**Records provided**

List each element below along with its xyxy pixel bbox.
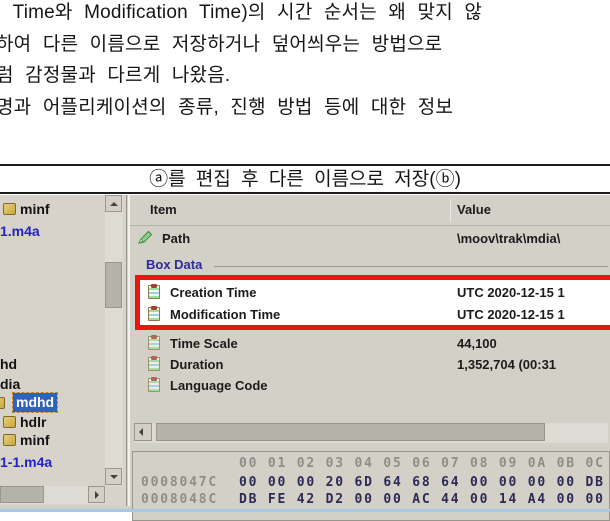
clipboard-icon [148, 378, 160, 392]
scrollbar-thumb[interactable] [156, 423, 545, 441]
row-time-scale[interactable]: Time Scale 44,100 [130, 334, 610, 355]
hex-bytes: 00 00 00 20 6D 64 68 64 00 00 00 00 DB [239, 475, 605, 490]
box-icon [0, 397, 5, 409]
paragraph-line: 럼 감정물과 다르게 나왔음. [0, 60, 610, 92]
scroll-left-button[interactable] [134, 423, 152, 441]
box-icon [3, 416, 16, 428]
property-grid-panel: Item Value Path \moov\trak\mdia\ Box Dat… [128, 195, 610, 506]
box-analyzer-window: minf 1.m4a hd dia mdhd hdlr minf 1-1.m4a [0, 195, 610, 512]
row-value: UTC 2020-12-15 1 [457, 285, 565, 300]
scrollbar-thumb[interactable] [105, 262, 122, 308]
row-value: UTC 2020-12-15 1 [457, 307, 565, 322]
tree-node-label: minf [20, 432, 50, 448]
clipboard-icon [148, 307, 160, 321]
row-label: Time Scale [170, 336, 238, 351]
tree-node-label: 1-1.m4a [0, 454, 52, 470]
row-label: Modification Time [170, 307, 280, 322]
tree-node-label: mdhd [13, 393, 57, 412]
arrow-left-icon [139, 428, 143, 436]
row-duration[interactable]: Duration 1,352,704 (00:31 [130, 355, 610, 376]
box-icon [3, 203, 16, 215]
pencil-icon [138, 230, 153, 245]
scroll-right-button[interactable] [88, 486, 105, 503]
hex-header-bytes: 00 01 02 03 04 05 06 07 08 09 0A 0B 0C [239, 456, 605, 471]
row-label: Path [162, 231, 190, 246]
tree-node-label: dia [0, 376, 20, 392]
grid-header: Item Value [130, 195, 610, 226]
box-icon [3, 434, 16, 446]
figure-caption: ⓐ를 편집 후 다른 이름으로 저장(ⓑ) [0, 164, 610, 194]
column-divider[interactable] [450, 199, 451, 222]
hex-offset: 0008048C [141, 492, 218, 507]
group-divider-line [214, 266, 608, 267]
row-label: Creation Time [170, 285, 256, 300]
document-paragraph: , Time와 Modification Time)의 시간 순서는 왜 맞지 … [0, 0, 610, 123]
tree-node-label: hdlr [20, 414, 46, 430]
clipboard-icon [148, 357, 160, 371]
scrollbar-thumb[interactable] [0, 486, 44, 503]
tree-node-label: 1.m4a [0, 223, 40, 239]
clipboard-icon [148, 336, 160, 350]
tree-node-label: hd [0, 356, 17, 372]
group-box-data: Box Data [130, 257, 610, 278]
box-tree-panel: minf 1.m4a hd dia mdhd hdlr minf 1-1.m4a [0, 195, 127, 506]
row-value: \moov\trak\mdia\ [457, 231, 560, 246]
group-label: Box Data [146, 257, 202, 272]
row-creation-time[interactable]: Creation Time UTC 2020-12-15 1 [130, 283, 610, 304]
window-bottom-edge [0, 509, 610, 512]
scroll-up-button[interactable] [105, 195, 122, 212]
tree-node-label: minf [20, 201, 50, 217]
paragraph-line: , Time와 Modification Time)의 시간 순서는 왜 맞지 … [0, 0, 610, 29]
row-path[interactable]: Path \moov\trak\mdia\ [130, 229, 610, 250]
row-value: 1,352,704 (00:31 [457, 357, 556, 372]
arrow-down-icon [110, 475, 118, 479]
row-language-code[interactable]: Language Code [130, 376, 610, 397]
row-label: Language Code [170, 378, 268, 393]
paragraph-line: 하여 다른 이름으로 저장하거나 덮어씌우는 방법으로 [0, 29, 610, 61]
row-value: 44,100 [457, 336, 497, 351]
row-label: Duration [170, 357, 223, 372]
hex-bytes: DB FE 42 D2 00 00 AC 44 00 14 A4 00 00 [239, 492, 605, 507]
arrow-up-icon [110, 202, 118, 206]
tree-vertical-scrollbar[interactable] [105, 195, 123, 486]
tree-horizontal-scrollbar[interactable] [0, 486, 106, 504]
column-header-item[interactable]: Item [150, 202, 177, 217]
arrow-right-icon [95, 491, 99, 499]
scroll-down-button[interactable] [105, 468, 122, 485]
hex-offset: 0008047C [141, 475, 218, 490]
grid-horizontal-scrollbar[interactable] [134, 423, 608, 443]
clipboard-icon [148, 285, 160, 299]
column-header-value[interactable]: Value [457, 202, 491, 217]
paragraph-line: 명과 어플리케이션의 종류, 진행 방법 등에 대한 정보 [0, 92, 610, 124]
row-modification-time[interactable]: Modification Time UTC 2020-12-15 1 [130, 305, 610, 326]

**Directions**
Reproduce the data above line for line without changing anything, and leave out the pictures.

**Correct output**
List each element below along with its xyxy pixel bbox.
clipboard-icon [148, 378, 160, 392]
scrollbar-thumb[interactable] [156, 423, 545, 441]
row-time-scale[interactable]: Time Scale 44,100 [130, 334, 610, 355]
hex-bytes: 00 00 00 20 6D 64 68 64 00 00 00 00 DB [239, 475, 605, 490]
box-icon [0, 397, 5, 409]
paragraph-line: 럼 감정물과 다르게 나왔음. [0, 60, 610, 92]
scroll-left-button[interactable] [134, 423, 152, 441]
box-icon [3, 416, 16, 428]
property-grid-panel: Item Value Path \moov\trak\mdia\ Box Dat… [128, 195, 610, 506]
box-analyzer-window: minf 1.m4a hd dia mdhd hdlr minf 1-1.m4a [0, 195, 610, 512]
row-value: UTC 2020-12-15 1 [457, 285, 565, 300]
scrollbar-thumb[interactable] [105, 262, 122, 308]
row-value: UTC 2020-12-15 1 [457, 307, 565, 322]
tree-node-label: minf [20, 432, 50, 448]
clipboard-icon [148, 307, 160, 321]
row-label: Time Scale [170, 336, 238, 351]
tree-node-label: 1-1.m4a [0, 454, 52, 470]
row-label: Modification Time [170, 307, 280, 322]
tree-node-label: mdhd [13, 393, 57, 412]
arrow-left-icon [139, 428, 143, 436]
row-duration[interactable]: Duration 1,352,704 (00:31 [130, 355, 610, 376]
box-icon [3, 203, 16, 215]
pencil-icon [138, 230, 153, 245]
scroll-right-button[interactable] [88, 486, 105, 503]
hex-header-bytes: 00 01 02 03 04 05 06 07 08 09 0A 0B 0C [239, 456, 605, 471]
row-label: Path [162, 231, 190, 246]
tree-node-label: dia [0, 376, 20, 392]
grid-header: Item Value [130, 195, 610, 226]
box-icon [3, 434, 16, 446]
figure-caption: ⓐ를 편집 후 다른 이름으로 저장(ⓑ) [0, 164, 610, 194]
column-divider[interactable] [450, 199, 451, 222]
hex-offset: 0008048C [141, 492, 218, 507]
group-divider-line [214, 266, 608, 267]
row-label: Creation Time [170, 285, 256, 300]
document-paragraph: , Time와 Modification Time)의 시간 순서는 왜 맞지 … [0, 0, 610, 123]
tree-node-label: hdlr [20, 414, 46, 430]
clipboard-icon [148, 357, 160, 371]
scrollbar-thumb[interactable] [0, 486, 44, 503]
tree-node-label: 1.m4a [0, 223, 40, 239]
clipboard-icon [148, 336, 160, 350]
tree-node-label: hd [0, 356, 17, 372]
group-box-data: Box Data [130, 257, 610, 278]
box-tree-panel: minf 1.m4a hd dia mdhd hdlr minf 1-1.m4a [0, 195, 127, 506]
row-value: \moov\trak\mdia\ [457, 231, 560, 246]
group-label: Box Data [146, 257, 202, 272]
row-creation-time[interactable]: Creation Time UTC 2020-12-15 1 [130, 283, 610, 304]
window-bottom-edge [0, 509, 610, 512]
scroll-up-button[interactable] [105, 195, 122, 212]
tree-node-label: minf [20, 201, 50, 217]
paragraph-line: , Time와 Modification Time)의 시간 순서는 왜 맞지 … [0, 0, 610, 29]
row-path[interactable]: Path \moov\trak\mdia\ [130, 229, 610, 250]
row-value: 1,352,704 (00:31 [457, 357, 556, 372]
arrow-down-icon [110, 475, 118, 479]
row-language-code[interactable]: Language Code [130, 376, 610, 397]
row-label: Language Code [170, 378, 268, 393]
paragraph-line: 하여 다른 이름으로 저장하거나 덮어씌우는 방법으로 [0, 29, 610, 61]
row-value: 44,100 [457, 336, 497, 351]
row-label: Duration [170, 357, 223, 372]
hex-bytes: DB FE 42 D2 00 00 AC 44 00 14 A4 00 00 [239, 492, 605, 507]
arrow-up-icon [110, 202, 118, 206]
tree-vertical-scrollbar[interactable] [105, 195, 123, 486]
tree-horizontal-scrollbar[interactable] [0, 486, 106, 504]
column-header-item[interactable]: Item [150, 202, 177, 217]
arrow-right-icon [95, 491, 99, 499]
scroll-down-button[interactable] [105, 468, 122, 485]
hex-offset: 0008047C [141, 475, 218, 490]
grid-horizontal-scrollbar[interactable] [134, 423, 608, 443]
clipboard-icon [148, 285, 160, 299]
column-header-value[interactable]: Value [457, 202, 491, 217]
paragraph-line: 명과 어플리케이션의 종류, 진행 방법 등에 대한 정보 [0, 92, 610, 124]
row-modification-time[interactable]: Modification Time UTC 2020-12-15 1 [130, 305, 610, 326]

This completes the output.